## What you are asked to do
Write out the material exactly, leaving every picture behind.

## Extracted entries
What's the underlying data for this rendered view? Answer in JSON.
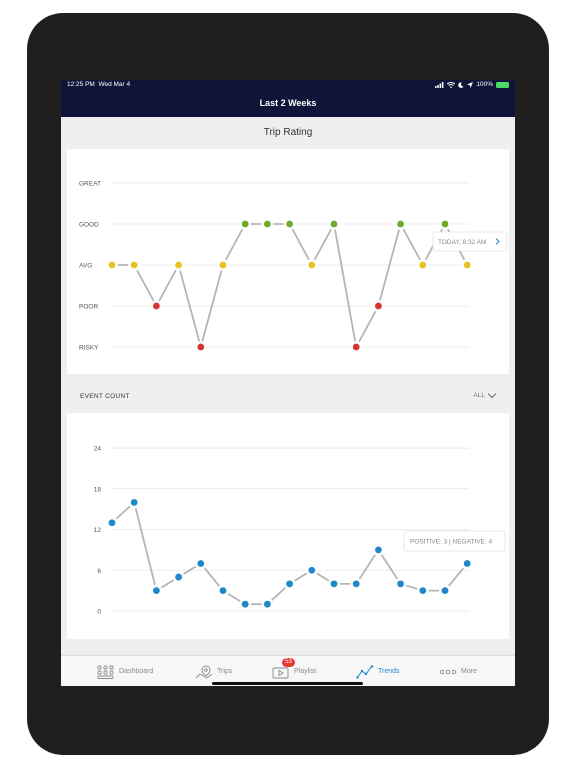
{
  "status_bar": {
    "time": "12:25 PM",
    "date": "Wed Mar 4",
    "battery": "100%"
  },
  "nav": {
    "title": "Last 2 Weeks"
  },
  "trip_rating": {
    "title": "Trip Rating"
  },
  "event_count": {
    "label": "EVENT COUNT",
    "filter": "ALL"
  },
  "colors": {
    "good": "#6aab2e",
    "avg": "#e8c31e",
    "poor": "#d63333",
    "event": "#1e88c8",
    "line": "#b5b5b5",
    "nav": "#0e1538"
  },
  "chart_data": [
    {
      "type": "line",
      "title": "Trip Rating",
      "categories": [
        "GREAT",
        "GOOD",
        "AVG",
        "POOR",
        "RISKY"
      ],
      "x": [
        1,
        2,
        3,
        4,
        5,
        6,
        7,
        8,
        9,
        10,
        11,
        12,
        13,
        14,
        15,
        16,
        17
      ],
      "values": [
        "AVG",
        "AVG",
        "POOR",
        "AVG",
        "RISKY",
        "AVG",
        "GOOD",
        "GOOD",
        "GOOD",
        "AVG",
        "GOOD",
        "RISKY",
        "POOR",
        "GOOD",
        "AVG",
        "GOOD",
        "AVG"
      ],
      "annotation": "TODAY, 8:32 AM",
      "grid": true
    },
    {
      "type": "line",
      "title": "EVENT COUNT",
      "x": [
        1,
        2,
        3,
        4,
        5,
        6,
        7,
        8,
        9,
        10,
        11,
        12,
        13,
        14,
        15,
        16,
        17
      ],
      "values": [
        13,
        16,
        3,
        5,
        7,
        3,
        1,
        1,
        4,
        6,
        4,
        4,
        9,
        4,
        3,
        3,
        7
      ],
      "yticks": [
        0,
        6,
        12,
        18,
        24
      ],
      "ylim": [
        0,
        24
      ],
      "annotation": "POSITIVE: 3 | NEGATIVE: 4",
      "grid": true
    }
  ],
  "tabs": [
    {
      "label": "Dashboard",
      "icon": "dashboard-icon"
    },
    {
      "label": "Trips",
      "icon": "map-pin-icon"
    },
    {
      "label": "Playlist",
      "icon": "playlist-icon",
      "badge": "53"
    },
    {
      "label": "Trends",
      "icon": "trends-icon",
      "active": true
    },
    {
      "label": "More",
      "icon": "more-icon"
    }
  ]
}
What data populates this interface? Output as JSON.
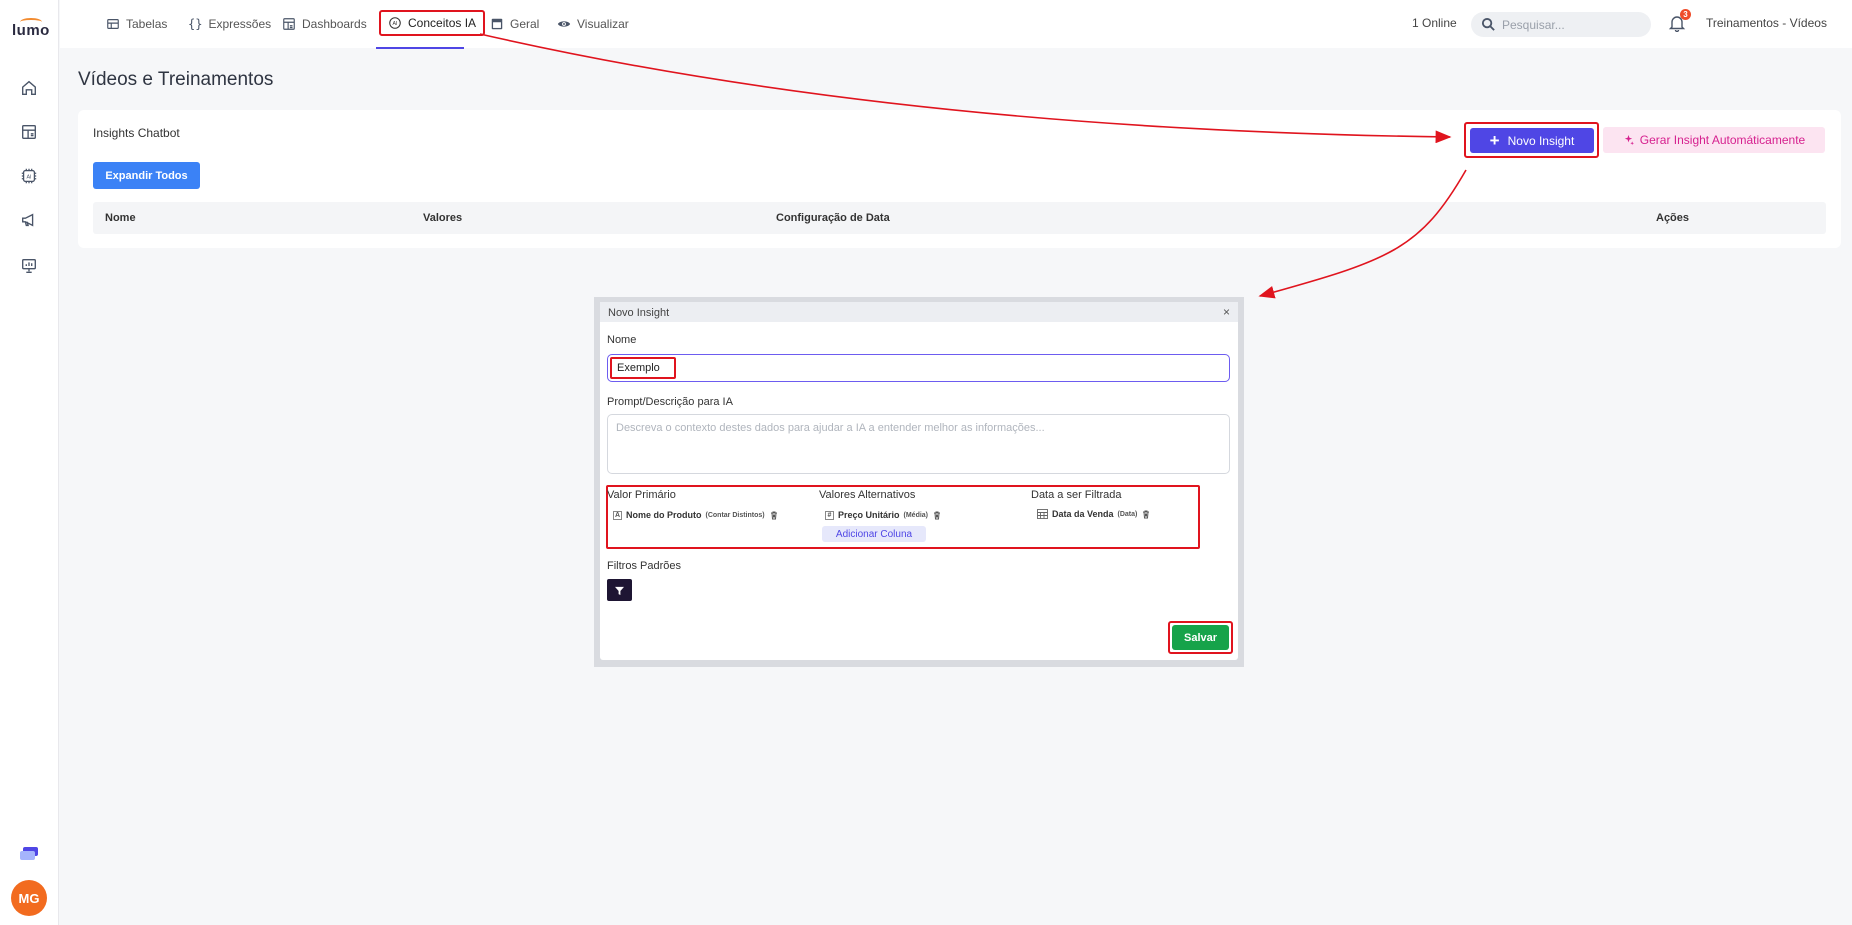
{
  "app": {
    "logo_text": "lumo",
    "user_initials": "MG"
  },
  "nav": {
    "tabs": [
      {
        "label": "Tabelas",
        "icon": "table-icon"
      },
      {
        "label": "Expressões",
        "icon": "braces-icon"
      },
      {
        "label": "Dashboards",
        "icon": "dashboard-icon"
      },
      {
        "label": "Conceitos IA",
        "icon": "ai-icon",
        "active": true
      },
      {
        "label": "Geral",
        "icon": "window-icon"
      },
      {
        "label": "Visualizar",
        "icon": "eye-icon"
      }
    ],
    "online": "1 Online",
    "search_placeholder": "Pesquisar...",
    "notification_count": "3",
    "workspace": "Treinamentos - Vídeos"
  },
  "page": {
    "title": "Vídeos e Treinamentos",
    "card_title": "Insights Chatbot",
    "expand_all": "Expandir Todos",
    "new_insight": "Novo Insight",
    "auto_insight": "Gerar Insight Automáticamente",
    "table_headers": [
      "Nome",
      "Valores",
      "Configuração de Data",
      "Ações"
    ]
  },
  "modal": {
    "title": "Novo Insight",
    "close": "×",
    "name_label": "Nome",
    "name_value": "Exemplo",
    "prompt_label": "Prompt/Descrição para IA",
    "prompt_placeholder": "Descreva o contexto destes dados para ajudar a IA a entender melhor as informações...",
    "primary_label": "Valor Primário",
    "alternatives_label": "Valores Alternativos",
    "date_label": "Data a ser Filtrada",
    "primary_chip": {
      "type": "A",
      "name": "Nome do Produto",
      "agg": "(Contar Distintos)"
    },
    "alt_chip": {
      "type": "#",
      "name": "Preço Unitário",
      "agg": "(Média)"
    },
    "date_chip": {
      "name": "Data da Venda",
      "agg": "(Data)"
    },
    "add_column": "Adicionar Coluna",
    "default_filters_label": "Filtros Padrões",
    "save": "Salvar"
  },
  "colors": {
    "accent": "#4f46e5",
    "highlight": "#e0141e",
    "save": "#16a34a",
    "expand": "#3b82f6",
    "auto_insight_bg": "#fce4f1",
    "auto_insight_text": "#d6218f"
  }
}
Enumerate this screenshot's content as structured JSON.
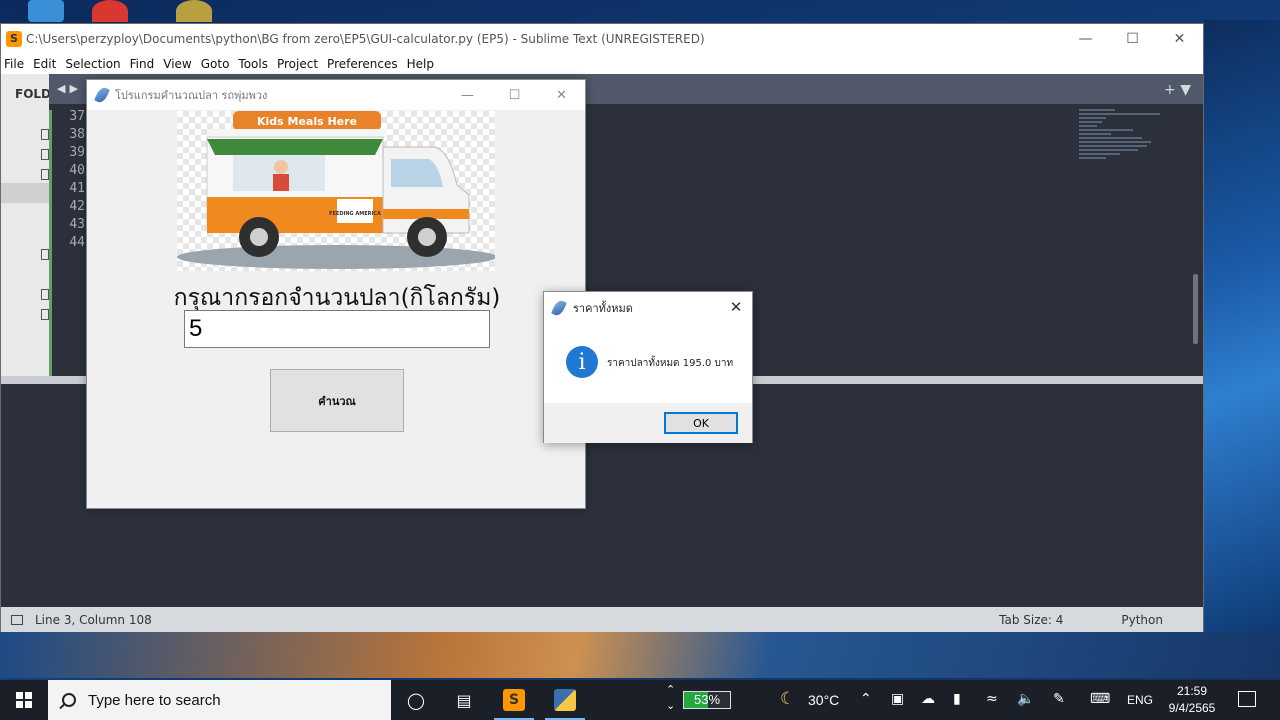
{
  "sublime": {
    "title": "C:\\Users\\perzyploy\\Documents\\python\\BG from zero\\EP5\\GUI-calculator.py (EP5) - Sublime Text (UNREGISTERED)",
    "menu": [
      "File",
      "Edit",
      "Selection",
      "Find",
      "View",
      "Goto",
      "Tools",
      "Project",
      "Preferences",
      "Help"
    ],
    "sidebar_label": "FOLD",
    "line_numbers": [
      "37",
      "38",
      "39",
      "40",
      "41",
      "42",
      "43",
      "44"
    ],
    "status_position": "Line 3, Column 108",
    "tab_size": "Tab Size: 4",
    "syntax": "Python"
  },
  "tk_window": {
    "title": "โปรแกรมคำนวณปลา รถพุ่มพวง",
    "image_caption": "Kids Meals Here",
    "truck_sign": "FEEDING AMERICA",
    "prompt_label": "กรุณากรอกจำนวนปลา(กิโลกรัม)",
    "entry_value": "5",
    "button_label": "คำนวณ"
  },
  "message_box": {
    "title": "ราคาทั้งหมด",
    "message": "ราคาปลาทั้งหมด 195.0 บาท",
    "ok_label": "OK"
  },
  "taskbar": {
    "search_placeholder": "Type here to search",
    "battery": "53%",
    "battery_level": 0.53,
    "temperature": "30°C",
    "language": "ENG",
    "time": "21:59",
    "date": "9/4/2565"
  },
  "colors": {
    "accent": "#0078d7",
    "info_icon": "#1f78d1",
    "editor_bg": "#2b303b",
    "sublime_orange": "#ff9800"
  }
}
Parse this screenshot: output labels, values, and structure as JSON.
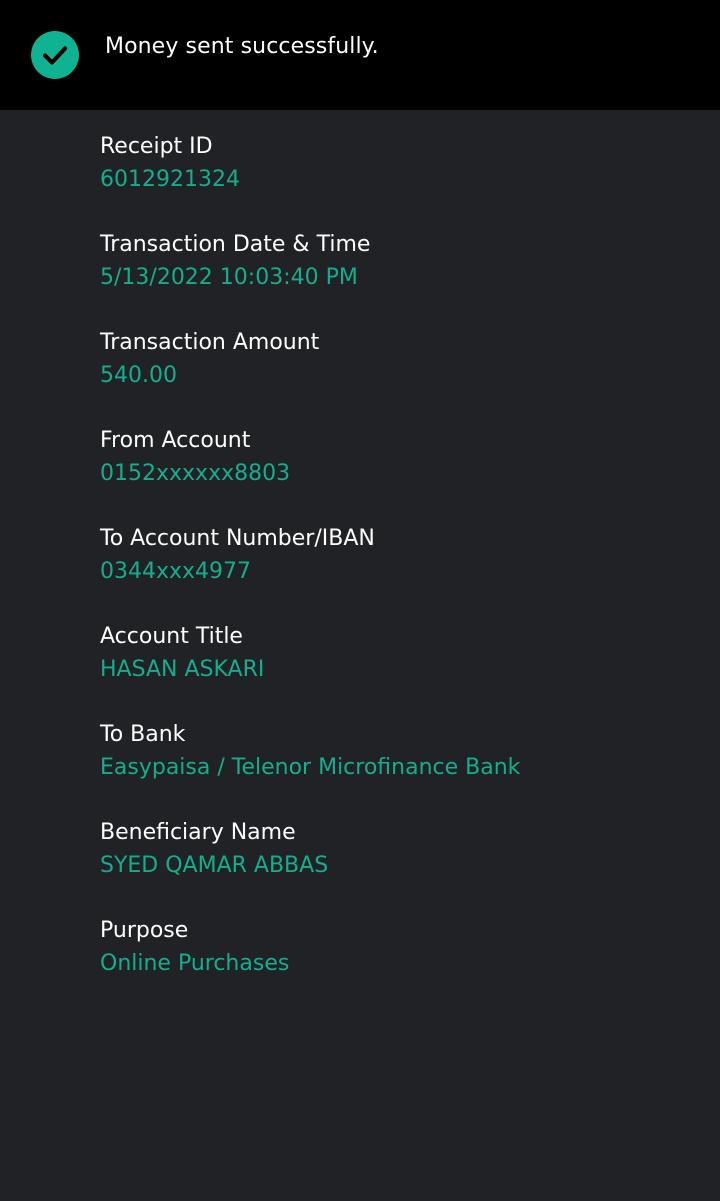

## Exercise output
What's the underlying data for this rendered view? Answer in JSON.
{
  "status_bar": {
    "time": "12:25 PM",
    "date": "Wed Mar 4",
    "battery": "100%"
  },
  "nav": {
    "title": "Last 2 Weeks"
  },
  "trip_rating": {
    "title": "Trip Rating"
  },
  "event_count": {
    "label": "EVENT COUNT",
    "filter": "ALL"
  },
  "colors": {
    "good": "#6aab2e",
    "avg": "#e8c31e",
    "poor": "#d63333",
    "event": "#1e88c8",
    "line": "#b5b5b5",
    "nav": "#0e1538"
  },
  "chart_data": [
    {
      "type": "line",
      "title": "Trip Rating",
      "categories": [
        "GREAT",
        "GOOD",
        "AVG",
        "POOR",
        "RISKY"
      ],
      "x": [
        1,
        2,
        3,
        4,
        5,
        6,
        7,
        8,
        9,
        10,
        11,
        12,
        13,
        14,
        15,
        16,
        17
      ],
      "values": [
        "AVG",
        "AVG",
        "POOR",
        "AVG",
        "RISKY",
        "AVG",
        "GOOD",
        "GOOD",
        "GOOD",
        "AVG",
        "GOOD",
        "RISKY",
        "POOR",
        "GOOD",
        "AVG",
        "GOOD",
        "AVG"
      ],
      "annotation": "TODAY, 8:32 AM",
      "grid": true
    },
    {
      "type": "line",
      "title": "EVENT COUNT",
      "x": [
        1,
        2,
        3,
        4,
        5,
        6,
        7,
        8,
        9,
        10,
        11,
        12,
        13,
        14,
        15,
        16,
        17
      ],
      "values": [
        13,
        16,
        3,
        5,
        7,
        3,
        1,
        1,
        4,
        6,
        4,
        4,
        9,
        4,
        3,
        3,
        7
      ],
      "yticks": [
        0,
        6,
        12,
        18,
        24
      ],
      "ylim": [
        0,
        24
      ],
      "annotation": "POSITIVE: 3 | NEGATIVE: 4",
      "grid": true
    }
  ],
  "tabs": [
    {
      "label": "Dashboard",
      "icon": "dashboard-icon"
    },
    {
      "label": "Trips",
      "icon": "map-pin-icon"
    },
    {
      "label": "Playlist",
      "icon": "playlist-icon",
      "badge": "53"
    },
    {
      "label": "Trends",
      "icon": "trends-icon",
      "active": true
    },
    {
      "label": "More",
      "icon": "more-icon"
    }
  ]
}
What data populates this interface? Output as JSON.
{
  "app": {
    "logo_text": "lumo",
    "user_initials": "MG"
  },
  "nav": {
    "tabs": [
      {
        "label": "Tabelas",
        "icon": "table-icon"
      },
      {
        "label": "Expressões",
        "icon": "braces-icon"
      },
      {
        "label": "Dashboards",
        "icon": "dashboard-icon"
      },
      {
        "label": "Conceitos IA",
        "icon": "ai-icon",
        "active": true
      },
      {
        "label": "Geral",
        "icon": "window-icon"
      },
      {
        "label": "Visualizar",
        "icon": "eye-icon"
      }
    ],
    "online": "1 Online",
    "search_placeholder": "Pesquisar...",
    "notification_count": "3",
    "workspace": "Treinamentos - Vídeos"
  },
  "page": {
    "title": "Vídeos e Treinamentos",
    "card_title": "Insights Chatbot",
    "expand_all": "Expandir Todos",
    "new_insight": "Novo Insight",
    "auto_insight": "Gerar Insight Automáticamente",
    "table_headers": [
      "Nome",
      "Valores",
      "Configuração de Data",
      "Ações"
    ]
  },
  "modal": {
    "title": "Novo Insight",
    "close": "×",
    "name_label": "Nome",
    "name_value": "Exemplo",
    "prompt_label": "Prompt/Descrição para IA",
    "prompt_placeholder": "Descreva o contexto destes dados para ajudar a IA a entender melhor as informações...",
    "primary_label": "Valor Primário",
    "alternatives_label": "Valores Alternativos",
    "date_label": "Data a ser Filtrada",
    "primary_chip": {
      "type": "A",
      "name": "Nome do Produto",
      "agg": "(Contar Distintos)"
    },
    "alt_chip": {
      "type": "#",
      "name": "Preço Unitário",
      "agg": "(Média)"
    },
    "date_chip": {
      "name": "Data da Venda",
      "agg": "(Data)"
    },
    "add_column": "Adicionar Coluna",
    "default_filters_label": "Filtros Padrões",
    "save": "Salvar"
  },
  "colors": {
    "accent": "#4f46e5",
    "highlight": "#e0141e",
    "save": "#16a34a",
    "expand": "#3b82f6",
    "auto_insight_bg": "#fce4f1",
    "auto_insight_text": "#d6218f"
  }
}
Enumerate this screenshot's content as structured JSON.
{
  "sublime": {
    "title": "C:\\Users\\perzyploy\\Documents\\python\\BG from zero\\EP5\\GUI-calculator.py (EP5) - Sublime Text (UNREGISTERED)",
    "menu": [
      "File",
      "Edit",
      "Selection",
      "Find",
      "View",
      "Goto",
      "Tools",
      "Project",
      "Preferences",
      "Help"
    ],
    "sidebar_label": "FOLD",
    "line_numbers": [
      "37",
      "38",
      "39",
      "40",
      "41",
      "42",
      "43",
      "44"
    ],
    "status_position": "Line 3, Column 108",
    "tab_size": "Tab Size: 4",
    "syntax": "Python"
  },
  "tk_window": {
    "title": "โปรแกรมคำนวณปลา รถพุ่มพวง",
    "image_caption": "Kids Meals Here",
    "truck_sign": "FEEDING AMERICA",
    "prompt_label": "กรุณากรอกจำนวนปลา(กิโลกรัม)",
    "entry_value": "5",
    "button_label": "คำนวณ"
  },
  "message_box": {
    "title": "ราคาทั้งหมด",
    "message": "ราคาปลาทั้งหมด 195.0 บาท",
    "ok_label": "OK"
  },
  "taskbar": {
    "search_placeholder": "Type here to search",
    "battery": "53%",
    "battery_level": 0.53,
    "temperature": "30°C",
    "language": "ENG",
    "time": "21:59",
    "date": "9/4/2565"
  },
  "colors": {
    "accent": "#0078d7",
    "info_icon": "#1f78d1",
    "editor_bg": "#2b303b",
    "sublime_orange": "#ff9800"
  }
}
Parse this screenshot: output labels, values, and structure as JSON.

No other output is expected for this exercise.